## Dataset entries
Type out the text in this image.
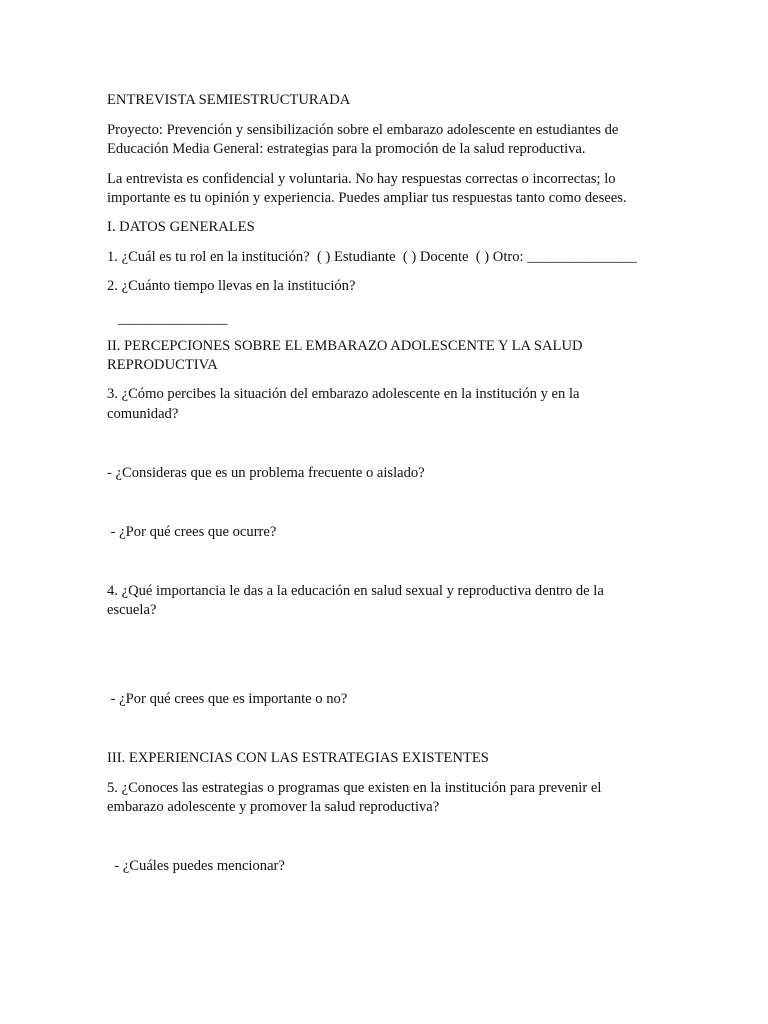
ENTREVISTA SEMIESTRUCTURADA

Proyecto: Prevención y sensibilización sobre el embarazo adolescente en estudiantes de

Educación Media General: estrategias para la promoción de la salud reproductiva.

La entrevista es confidencial y voluntaria. No hay respuestas correctas o incorrectas; lo

importante es tu opinión y experiencia. Puedes ampliar tus respuestas tanto como desees.

I. DATOS GENERALES

1. ¿Cuál es tu rol en la institución?  ( ) Estudiante  ( ) Docente  ( ) Otro: _______________

2. ¿Cuánto tiempo llevas en la institución?

_______________

II. PERCEPCIONES SOBRE EL EMBARAZO ADOLESCENTE Y LA SALUD

REPRODUCTIVA

3. ¿Cómo percibes la situación del embarazo adolescente en la institución y en la

comunidad?

- ¿Consideras que es un problema frecuente o aislado?

- ¿Por qué crees que ocurre?

4. ¿Qué importancia le das a la educación en salud sexual y reproductiva dentro de la

escuela?

- ¿Por qué crees que es importante o no?

III. EXPERIENCIAS CON LAS ESTRATEGIAS EXISTENTES

5. ¿Conoces las estrategias o programas que existen en la institución para prevenir el

embarazo adolescente y promover la salud reproductiva?

- ¿Cuáles puedes mencionar?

## Exercise
Find every line with "para" in the listing and state how many there are, nothing else.

## Full response
2